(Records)
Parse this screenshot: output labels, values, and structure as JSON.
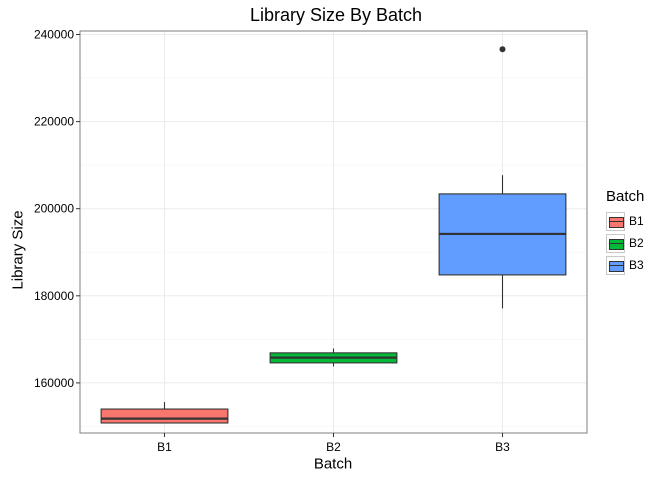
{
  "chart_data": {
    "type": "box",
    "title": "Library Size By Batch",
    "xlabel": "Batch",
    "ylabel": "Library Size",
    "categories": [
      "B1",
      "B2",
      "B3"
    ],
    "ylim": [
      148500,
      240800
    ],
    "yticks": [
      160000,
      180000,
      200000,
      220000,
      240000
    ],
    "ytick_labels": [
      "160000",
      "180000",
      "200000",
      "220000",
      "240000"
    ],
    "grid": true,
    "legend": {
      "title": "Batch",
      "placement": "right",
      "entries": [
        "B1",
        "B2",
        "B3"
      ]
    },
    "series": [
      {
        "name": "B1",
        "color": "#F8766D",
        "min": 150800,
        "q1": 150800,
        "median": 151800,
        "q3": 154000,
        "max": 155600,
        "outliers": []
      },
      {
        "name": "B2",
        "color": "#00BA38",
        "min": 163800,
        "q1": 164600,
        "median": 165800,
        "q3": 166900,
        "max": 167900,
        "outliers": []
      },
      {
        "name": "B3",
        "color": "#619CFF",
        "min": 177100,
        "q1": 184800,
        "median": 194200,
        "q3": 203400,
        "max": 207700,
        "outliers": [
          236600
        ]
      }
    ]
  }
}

**Task prompt:** Across all the entries, count the lines that contain the word "Size" and give the number by itself.

**Full solution:** 2